* Aim
Take every line where the string "ВОПРОС" appears and copy it.

* Raw records
────
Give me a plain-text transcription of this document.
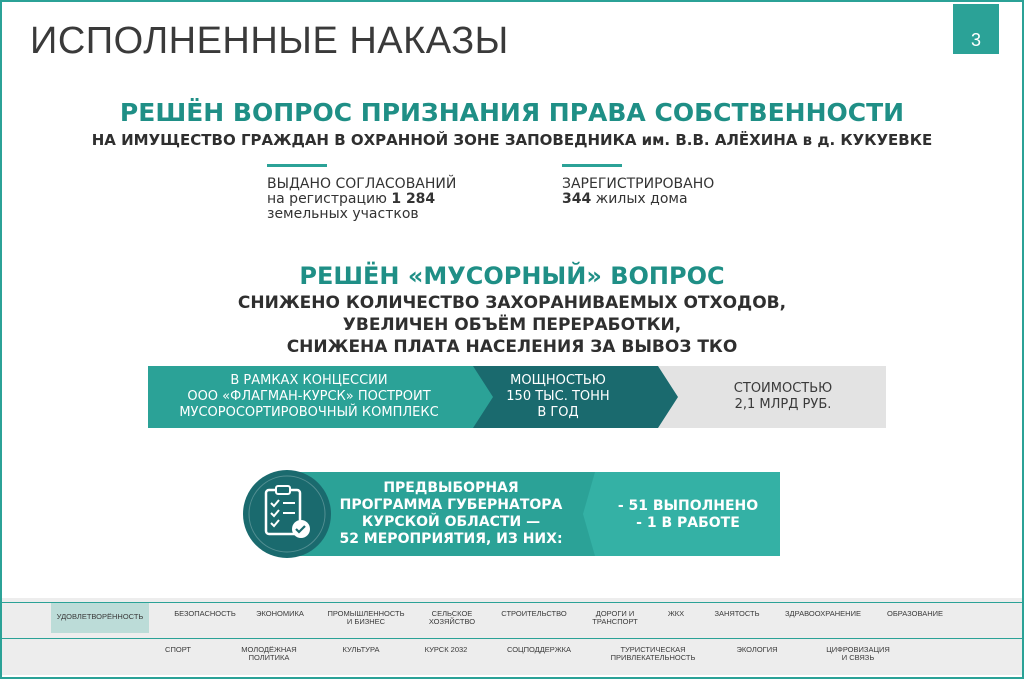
ИСПОЛНЕННЫЕ НАКАЗЫ	3
РЕШЁН ВОПРОС ПРИЗНАНИЯ ПРАВА СОБСТВЕННОСТИ
НА ИМУЩЕСТВО ГРАЖДАН В ОХРАННОЙ ЗОНЕ ЗАПОВЕДНИКА им. В.В. АЛЁХИНА в д. КУКУЕВКЕ
ВЫДАНО СОГЛАСОВАНИЙ
на регистрацию 1 284
земельных участков
ЗАРЕГИСТРИРОВАНО
344 жилых дома
РЕШЁН «МУСОРНЫЙ» ВОПРОС
СНИЖЕНО КОЛИЧЕСТВО ЗАХОРАНИВАЕМЫХ ОТХОДОВ,
УВЕЛИЧЕН ОБЪЁМ ПЕРЕРАБОТКИ,
СНИЖЕНА ПЛАТА НАСЕЛЕНИЯ ЗА ВЫВОЗ ТКО
В РАМКАХ КОНЦЕССИИ
ООО «ФЛАГМАН-КУРСК» ПОСТРОИТ
МУСОРОСОРТИРОВОЧНЫЙ КОМПЛЕКС
МОЩНОСТЬЮ
150 ТЫС. ТОНН
В ГОД
СТОИМОСТЬЮ
2,1 МЛРД РУБ.
ПРЕДВЫБОРНАЯ
ПРОГРАММА ГУБЕРНАТОРА
КУРСКОЙ ОБЛАСТИ —
52 МЕРОПРИЯТИЯ, ИЗ НИХ:
- 51 ВЫПОЛНЕНО
- 1 В РАБОТЕ
УДОВЛЕТВОРЁННОСТЬ	БЕЗОПАСНОСТЬ	ЭКОНОМИКА	ПРОМЫШЛЕННОСТЬ
И БИЗНЕС
СЕЛЬСКОЕ
ХОЗЯЙСТВО
СТРОИТЕЛЬСТВО	ДОРОГИ И
ТРАНСПОРТ
ЖКХ	ЗАНЯТОСТЬ	ЗДРАВООХРАНЕНИЕ	ОБРАЗОВАНИЕ
СПОРТ	МОЛОДЁЖНАЯ
ПОЛИТИКА
КУЛЬТУРА	КУРСК 2032	СОЦПОДДЕРЖКА	ТУРИСТИЧЕСКАЯ
ПРИВЛЕКАТЕЛЬНОСТЬ
ЭКОЛОГИЯ	ЦИФРОВИЗАЦИЯ
И СВЯЗЬ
────
* Solution below
РЕШЁН ВОПРОС ПРИЗНАНИЯ ПРАВА СОБСТВЕННОСТИ
РЕШЁН «МУСОРНЫЙ» ВОПРОС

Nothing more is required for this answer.